__Set problem__
Work out how many lines in the listing below include the word "screenshot". Give nothing but the number.
___ Recorded information
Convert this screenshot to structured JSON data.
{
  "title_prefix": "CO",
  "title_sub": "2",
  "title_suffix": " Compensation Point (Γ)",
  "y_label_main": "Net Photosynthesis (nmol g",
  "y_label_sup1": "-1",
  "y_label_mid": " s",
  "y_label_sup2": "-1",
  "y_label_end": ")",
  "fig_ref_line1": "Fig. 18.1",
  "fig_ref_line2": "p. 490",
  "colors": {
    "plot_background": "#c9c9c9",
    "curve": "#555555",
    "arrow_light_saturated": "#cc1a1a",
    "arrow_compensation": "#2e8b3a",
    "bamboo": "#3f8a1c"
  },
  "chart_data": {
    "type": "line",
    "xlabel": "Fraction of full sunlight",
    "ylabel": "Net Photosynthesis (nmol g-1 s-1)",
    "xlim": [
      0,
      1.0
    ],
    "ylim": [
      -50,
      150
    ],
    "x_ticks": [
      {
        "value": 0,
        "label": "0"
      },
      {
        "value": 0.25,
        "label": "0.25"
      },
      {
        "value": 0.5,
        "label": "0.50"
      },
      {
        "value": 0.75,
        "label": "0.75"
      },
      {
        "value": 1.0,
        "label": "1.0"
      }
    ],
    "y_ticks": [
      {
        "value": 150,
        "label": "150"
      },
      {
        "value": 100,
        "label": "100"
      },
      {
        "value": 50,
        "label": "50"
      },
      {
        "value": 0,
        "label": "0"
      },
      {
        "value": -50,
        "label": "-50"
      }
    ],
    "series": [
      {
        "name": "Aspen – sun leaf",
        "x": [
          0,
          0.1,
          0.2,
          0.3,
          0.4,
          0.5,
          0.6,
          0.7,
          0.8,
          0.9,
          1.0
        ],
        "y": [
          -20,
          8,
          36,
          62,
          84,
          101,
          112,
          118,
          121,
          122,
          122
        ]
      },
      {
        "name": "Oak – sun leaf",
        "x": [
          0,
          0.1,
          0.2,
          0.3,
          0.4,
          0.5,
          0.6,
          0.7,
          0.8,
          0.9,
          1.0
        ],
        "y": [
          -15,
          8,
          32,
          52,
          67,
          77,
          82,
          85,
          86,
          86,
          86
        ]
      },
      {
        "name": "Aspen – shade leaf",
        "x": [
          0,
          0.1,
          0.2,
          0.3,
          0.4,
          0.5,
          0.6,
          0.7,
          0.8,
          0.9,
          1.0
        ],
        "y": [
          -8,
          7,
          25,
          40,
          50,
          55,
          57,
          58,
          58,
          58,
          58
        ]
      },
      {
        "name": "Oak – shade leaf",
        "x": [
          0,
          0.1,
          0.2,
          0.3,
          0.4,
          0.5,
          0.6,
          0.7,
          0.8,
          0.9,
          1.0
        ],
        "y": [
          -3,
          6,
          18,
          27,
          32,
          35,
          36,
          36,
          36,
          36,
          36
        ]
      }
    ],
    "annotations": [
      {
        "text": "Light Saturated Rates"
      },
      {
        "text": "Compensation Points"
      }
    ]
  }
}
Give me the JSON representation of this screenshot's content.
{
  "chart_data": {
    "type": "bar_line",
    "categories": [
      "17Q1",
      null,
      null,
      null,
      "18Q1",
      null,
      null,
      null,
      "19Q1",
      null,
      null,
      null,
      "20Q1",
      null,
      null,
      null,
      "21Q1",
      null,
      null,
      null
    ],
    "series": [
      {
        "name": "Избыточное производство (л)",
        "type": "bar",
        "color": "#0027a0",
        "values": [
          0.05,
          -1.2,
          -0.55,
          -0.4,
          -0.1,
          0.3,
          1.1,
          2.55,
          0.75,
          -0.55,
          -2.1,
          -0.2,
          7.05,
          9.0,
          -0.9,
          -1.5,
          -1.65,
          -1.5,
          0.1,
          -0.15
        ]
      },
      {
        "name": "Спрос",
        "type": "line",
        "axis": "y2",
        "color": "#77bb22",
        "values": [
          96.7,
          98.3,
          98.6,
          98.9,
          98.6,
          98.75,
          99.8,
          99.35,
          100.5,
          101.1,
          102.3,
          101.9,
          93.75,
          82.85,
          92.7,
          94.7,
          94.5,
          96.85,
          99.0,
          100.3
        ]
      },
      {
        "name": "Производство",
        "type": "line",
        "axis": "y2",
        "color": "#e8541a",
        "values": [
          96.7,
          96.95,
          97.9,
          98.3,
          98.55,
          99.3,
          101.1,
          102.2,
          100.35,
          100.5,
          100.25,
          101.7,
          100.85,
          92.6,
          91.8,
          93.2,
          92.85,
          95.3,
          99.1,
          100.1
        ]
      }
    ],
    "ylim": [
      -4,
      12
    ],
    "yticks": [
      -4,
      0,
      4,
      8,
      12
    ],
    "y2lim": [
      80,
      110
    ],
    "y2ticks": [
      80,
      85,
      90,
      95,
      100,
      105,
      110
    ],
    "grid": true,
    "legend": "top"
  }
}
______
__Correct result__
2